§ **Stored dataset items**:
_ _ _ _ _ _ _
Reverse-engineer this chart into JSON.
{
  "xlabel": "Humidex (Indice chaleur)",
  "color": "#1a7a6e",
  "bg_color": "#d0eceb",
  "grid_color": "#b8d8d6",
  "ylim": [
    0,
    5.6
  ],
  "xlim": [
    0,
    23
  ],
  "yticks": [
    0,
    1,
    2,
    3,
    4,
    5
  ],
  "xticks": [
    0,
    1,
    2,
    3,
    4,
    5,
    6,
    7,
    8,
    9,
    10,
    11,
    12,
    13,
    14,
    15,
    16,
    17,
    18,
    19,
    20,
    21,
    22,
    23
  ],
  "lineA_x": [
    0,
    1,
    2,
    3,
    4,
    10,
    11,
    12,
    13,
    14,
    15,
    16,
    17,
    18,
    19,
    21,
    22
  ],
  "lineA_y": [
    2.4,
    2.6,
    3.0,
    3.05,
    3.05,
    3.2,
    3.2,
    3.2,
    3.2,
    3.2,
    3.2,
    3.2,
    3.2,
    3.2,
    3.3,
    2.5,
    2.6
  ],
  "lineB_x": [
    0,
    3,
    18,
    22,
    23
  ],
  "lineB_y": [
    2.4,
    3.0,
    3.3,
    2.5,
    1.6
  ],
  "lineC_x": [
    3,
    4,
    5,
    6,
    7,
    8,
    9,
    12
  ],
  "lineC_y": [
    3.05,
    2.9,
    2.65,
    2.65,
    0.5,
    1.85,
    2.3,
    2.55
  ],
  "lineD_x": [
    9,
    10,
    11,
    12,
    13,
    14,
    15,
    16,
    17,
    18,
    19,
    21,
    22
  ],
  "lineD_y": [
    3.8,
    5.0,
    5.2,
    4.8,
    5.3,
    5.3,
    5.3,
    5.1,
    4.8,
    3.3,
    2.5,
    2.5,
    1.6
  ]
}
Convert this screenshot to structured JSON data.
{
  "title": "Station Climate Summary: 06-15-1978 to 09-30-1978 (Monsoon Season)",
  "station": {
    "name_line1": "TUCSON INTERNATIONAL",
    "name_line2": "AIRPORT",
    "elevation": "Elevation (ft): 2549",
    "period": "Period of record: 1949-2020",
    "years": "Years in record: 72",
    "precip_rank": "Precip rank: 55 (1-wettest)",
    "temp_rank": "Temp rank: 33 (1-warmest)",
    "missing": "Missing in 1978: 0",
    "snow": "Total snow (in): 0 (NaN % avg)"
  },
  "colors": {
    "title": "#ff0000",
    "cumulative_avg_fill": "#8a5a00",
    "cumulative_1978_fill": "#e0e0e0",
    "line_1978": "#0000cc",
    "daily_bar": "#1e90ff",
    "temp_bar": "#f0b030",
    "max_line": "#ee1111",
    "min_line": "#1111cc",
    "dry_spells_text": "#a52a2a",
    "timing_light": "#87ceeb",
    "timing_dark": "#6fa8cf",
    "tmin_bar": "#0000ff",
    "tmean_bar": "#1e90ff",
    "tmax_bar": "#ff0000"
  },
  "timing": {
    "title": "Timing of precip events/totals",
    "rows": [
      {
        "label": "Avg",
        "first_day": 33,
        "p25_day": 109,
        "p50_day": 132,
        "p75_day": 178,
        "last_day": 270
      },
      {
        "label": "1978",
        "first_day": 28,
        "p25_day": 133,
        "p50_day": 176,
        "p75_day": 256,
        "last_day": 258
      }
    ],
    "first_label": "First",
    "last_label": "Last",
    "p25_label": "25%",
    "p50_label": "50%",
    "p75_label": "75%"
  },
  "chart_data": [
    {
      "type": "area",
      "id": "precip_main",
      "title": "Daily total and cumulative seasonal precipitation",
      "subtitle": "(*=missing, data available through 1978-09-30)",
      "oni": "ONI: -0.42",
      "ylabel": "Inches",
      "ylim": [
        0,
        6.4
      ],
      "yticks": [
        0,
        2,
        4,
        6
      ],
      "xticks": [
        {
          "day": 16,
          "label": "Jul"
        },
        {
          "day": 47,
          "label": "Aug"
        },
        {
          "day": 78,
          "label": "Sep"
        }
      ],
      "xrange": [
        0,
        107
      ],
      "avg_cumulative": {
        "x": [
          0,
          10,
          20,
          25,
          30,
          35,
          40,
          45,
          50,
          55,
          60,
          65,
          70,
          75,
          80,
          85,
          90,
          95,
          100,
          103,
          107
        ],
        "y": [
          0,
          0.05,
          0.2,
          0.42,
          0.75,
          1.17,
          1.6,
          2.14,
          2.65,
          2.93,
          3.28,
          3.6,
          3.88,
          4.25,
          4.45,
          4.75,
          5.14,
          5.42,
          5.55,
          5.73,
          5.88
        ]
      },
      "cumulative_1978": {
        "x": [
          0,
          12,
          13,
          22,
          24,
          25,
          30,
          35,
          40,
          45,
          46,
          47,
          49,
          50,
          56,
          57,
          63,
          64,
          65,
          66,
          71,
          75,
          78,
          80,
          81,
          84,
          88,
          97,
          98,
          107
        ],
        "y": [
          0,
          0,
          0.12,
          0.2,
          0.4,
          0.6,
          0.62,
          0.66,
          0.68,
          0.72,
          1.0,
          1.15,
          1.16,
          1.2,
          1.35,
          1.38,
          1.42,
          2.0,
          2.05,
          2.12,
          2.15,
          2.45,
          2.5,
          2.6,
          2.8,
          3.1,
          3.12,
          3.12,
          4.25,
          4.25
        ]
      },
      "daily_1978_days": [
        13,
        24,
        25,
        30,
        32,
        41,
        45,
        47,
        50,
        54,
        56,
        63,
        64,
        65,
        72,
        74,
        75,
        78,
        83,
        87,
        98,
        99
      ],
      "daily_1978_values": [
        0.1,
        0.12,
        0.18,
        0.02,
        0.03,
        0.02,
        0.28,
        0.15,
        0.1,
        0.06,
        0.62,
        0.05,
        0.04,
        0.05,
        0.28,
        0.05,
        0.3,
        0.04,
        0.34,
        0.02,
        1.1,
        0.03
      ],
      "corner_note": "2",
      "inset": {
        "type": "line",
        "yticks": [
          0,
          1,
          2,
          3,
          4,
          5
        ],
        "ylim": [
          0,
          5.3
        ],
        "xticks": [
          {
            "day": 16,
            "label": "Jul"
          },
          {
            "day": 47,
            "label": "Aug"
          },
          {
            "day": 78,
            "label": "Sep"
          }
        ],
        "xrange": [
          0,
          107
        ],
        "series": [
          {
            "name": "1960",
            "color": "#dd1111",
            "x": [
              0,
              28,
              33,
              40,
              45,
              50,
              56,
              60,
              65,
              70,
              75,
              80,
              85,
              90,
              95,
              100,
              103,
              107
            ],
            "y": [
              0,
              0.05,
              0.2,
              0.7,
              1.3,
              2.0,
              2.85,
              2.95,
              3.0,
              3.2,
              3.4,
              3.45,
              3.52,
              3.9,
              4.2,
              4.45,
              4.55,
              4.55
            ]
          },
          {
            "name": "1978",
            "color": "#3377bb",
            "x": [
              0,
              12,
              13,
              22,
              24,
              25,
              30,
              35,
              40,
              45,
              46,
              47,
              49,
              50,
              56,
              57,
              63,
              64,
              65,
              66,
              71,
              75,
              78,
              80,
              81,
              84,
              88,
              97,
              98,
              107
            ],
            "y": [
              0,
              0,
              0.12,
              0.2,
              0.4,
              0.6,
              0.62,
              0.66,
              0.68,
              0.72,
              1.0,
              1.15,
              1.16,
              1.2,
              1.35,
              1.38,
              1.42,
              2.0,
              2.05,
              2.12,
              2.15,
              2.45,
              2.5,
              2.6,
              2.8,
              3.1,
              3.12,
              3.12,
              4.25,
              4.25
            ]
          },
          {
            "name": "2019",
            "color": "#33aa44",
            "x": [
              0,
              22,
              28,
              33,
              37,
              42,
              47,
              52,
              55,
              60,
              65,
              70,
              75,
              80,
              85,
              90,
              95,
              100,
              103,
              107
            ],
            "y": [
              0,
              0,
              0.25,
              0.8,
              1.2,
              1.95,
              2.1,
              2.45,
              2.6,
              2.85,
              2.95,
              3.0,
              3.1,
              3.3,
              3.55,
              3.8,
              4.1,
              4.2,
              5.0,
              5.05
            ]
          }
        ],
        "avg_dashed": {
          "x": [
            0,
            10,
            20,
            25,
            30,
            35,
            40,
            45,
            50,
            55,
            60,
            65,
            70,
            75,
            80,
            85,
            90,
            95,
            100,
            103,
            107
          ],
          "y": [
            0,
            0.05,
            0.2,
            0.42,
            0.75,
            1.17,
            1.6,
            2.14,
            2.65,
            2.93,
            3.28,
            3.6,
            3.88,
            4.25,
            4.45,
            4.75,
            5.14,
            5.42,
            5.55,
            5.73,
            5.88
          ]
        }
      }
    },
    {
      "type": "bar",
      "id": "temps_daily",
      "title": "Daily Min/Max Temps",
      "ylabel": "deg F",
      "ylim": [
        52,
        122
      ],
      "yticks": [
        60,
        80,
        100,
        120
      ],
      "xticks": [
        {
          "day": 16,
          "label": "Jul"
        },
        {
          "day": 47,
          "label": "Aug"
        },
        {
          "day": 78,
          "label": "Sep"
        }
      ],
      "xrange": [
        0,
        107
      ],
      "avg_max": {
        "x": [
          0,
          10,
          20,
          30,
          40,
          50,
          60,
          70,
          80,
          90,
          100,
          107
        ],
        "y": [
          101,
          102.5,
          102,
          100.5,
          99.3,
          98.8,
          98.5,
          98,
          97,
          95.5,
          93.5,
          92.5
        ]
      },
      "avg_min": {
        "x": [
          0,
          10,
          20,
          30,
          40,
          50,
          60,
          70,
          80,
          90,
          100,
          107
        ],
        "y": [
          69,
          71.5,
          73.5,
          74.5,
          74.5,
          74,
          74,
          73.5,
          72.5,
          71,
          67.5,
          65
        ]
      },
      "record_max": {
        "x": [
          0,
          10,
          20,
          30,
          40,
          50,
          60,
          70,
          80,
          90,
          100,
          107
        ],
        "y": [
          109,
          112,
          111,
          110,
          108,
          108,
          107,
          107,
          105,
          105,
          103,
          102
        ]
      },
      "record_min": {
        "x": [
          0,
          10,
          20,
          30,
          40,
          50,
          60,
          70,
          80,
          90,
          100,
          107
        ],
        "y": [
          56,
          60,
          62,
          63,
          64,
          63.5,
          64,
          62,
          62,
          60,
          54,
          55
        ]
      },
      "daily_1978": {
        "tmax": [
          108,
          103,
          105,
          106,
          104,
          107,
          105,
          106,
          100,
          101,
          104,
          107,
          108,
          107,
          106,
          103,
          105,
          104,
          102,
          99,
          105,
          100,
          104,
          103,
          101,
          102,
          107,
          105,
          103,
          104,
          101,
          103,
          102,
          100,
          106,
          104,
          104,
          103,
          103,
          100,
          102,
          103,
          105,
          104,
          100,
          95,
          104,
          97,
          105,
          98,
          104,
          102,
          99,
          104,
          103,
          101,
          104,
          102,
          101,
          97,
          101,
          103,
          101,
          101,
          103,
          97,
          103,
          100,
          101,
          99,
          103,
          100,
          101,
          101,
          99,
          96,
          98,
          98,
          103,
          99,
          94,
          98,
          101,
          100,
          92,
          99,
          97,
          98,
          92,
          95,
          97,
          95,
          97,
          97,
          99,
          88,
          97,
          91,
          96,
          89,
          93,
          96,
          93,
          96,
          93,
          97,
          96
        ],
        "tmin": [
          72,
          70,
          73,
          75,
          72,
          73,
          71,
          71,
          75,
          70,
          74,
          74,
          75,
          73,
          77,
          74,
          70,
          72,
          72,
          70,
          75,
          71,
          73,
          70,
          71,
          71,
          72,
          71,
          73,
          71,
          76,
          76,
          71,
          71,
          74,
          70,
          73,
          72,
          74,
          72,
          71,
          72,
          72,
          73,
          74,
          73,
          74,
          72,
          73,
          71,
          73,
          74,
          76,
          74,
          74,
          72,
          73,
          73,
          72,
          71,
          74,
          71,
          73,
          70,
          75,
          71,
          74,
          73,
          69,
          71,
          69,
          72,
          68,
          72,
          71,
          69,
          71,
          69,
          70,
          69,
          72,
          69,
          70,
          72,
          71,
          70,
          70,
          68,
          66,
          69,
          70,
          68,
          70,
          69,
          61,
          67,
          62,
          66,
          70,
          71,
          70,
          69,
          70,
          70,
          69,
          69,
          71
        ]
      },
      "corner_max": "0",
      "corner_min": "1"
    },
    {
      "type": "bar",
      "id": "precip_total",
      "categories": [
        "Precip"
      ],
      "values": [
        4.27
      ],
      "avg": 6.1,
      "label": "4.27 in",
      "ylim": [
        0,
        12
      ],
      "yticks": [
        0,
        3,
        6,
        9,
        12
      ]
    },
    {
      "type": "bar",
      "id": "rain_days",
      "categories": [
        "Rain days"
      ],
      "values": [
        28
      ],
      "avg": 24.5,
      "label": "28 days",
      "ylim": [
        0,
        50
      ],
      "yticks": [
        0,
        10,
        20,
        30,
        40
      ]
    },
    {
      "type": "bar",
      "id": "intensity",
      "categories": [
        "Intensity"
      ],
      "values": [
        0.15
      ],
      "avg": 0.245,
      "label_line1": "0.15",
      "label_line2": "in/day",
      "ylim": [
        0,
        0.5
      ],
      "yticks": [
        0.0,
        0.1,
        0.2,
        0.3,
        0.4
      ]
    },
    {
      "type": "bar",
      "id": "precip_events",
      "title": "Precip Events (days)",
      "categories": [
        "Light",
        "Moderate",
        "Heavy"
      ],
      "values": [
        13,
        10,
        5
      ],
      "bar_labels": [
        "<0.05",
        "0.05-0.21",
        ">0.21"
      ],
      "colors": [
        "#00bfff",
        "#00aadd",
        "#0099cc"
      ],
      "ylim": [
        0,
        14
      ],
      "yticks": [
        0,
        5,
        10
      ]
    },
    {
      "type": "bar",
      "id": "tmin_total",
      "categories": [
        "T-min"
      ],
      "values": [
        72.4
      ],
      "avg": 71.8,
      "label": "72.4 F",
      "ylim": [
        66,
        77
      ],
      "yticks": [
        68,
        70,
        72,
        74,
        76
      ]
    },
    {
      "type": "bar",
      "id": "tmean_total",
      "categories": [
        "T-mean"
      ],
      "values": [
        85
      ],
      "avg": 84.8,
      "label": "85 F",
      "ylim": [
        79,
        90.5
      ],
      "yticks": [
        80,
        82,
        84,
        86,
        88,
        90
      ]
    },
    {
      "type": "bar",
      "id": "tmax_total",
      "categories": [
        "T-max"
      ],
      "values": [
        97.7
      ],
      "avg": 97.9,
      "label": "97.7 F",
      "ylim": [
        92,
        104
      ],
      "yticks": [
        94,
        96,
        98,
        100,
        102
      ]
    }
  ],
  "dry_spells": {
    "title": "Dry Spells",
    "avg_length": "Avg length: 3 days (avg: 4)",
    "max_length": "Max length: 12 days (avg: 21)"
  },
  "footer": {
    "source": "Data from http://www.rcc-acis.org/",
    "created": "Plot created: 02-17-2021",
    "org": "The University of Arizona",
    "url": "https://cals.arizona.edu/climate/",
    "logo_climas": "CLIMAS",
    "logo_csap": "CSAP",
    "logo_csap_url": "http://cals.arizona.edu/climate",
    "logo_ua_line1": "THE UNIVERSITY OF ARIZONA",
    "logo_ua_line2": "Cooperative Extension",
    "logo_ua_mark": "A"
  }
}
_ _ _ _ _ _ _
§ **DO THIS**:
Your task is to gather all lines from the entries above that hold the word "missing".

§ **OUTPUT FOR THIS TASK**:
    "missing": "Missing in 1978: 0",
      "subtitle": "(*=missing, data available through 1978-09-30)",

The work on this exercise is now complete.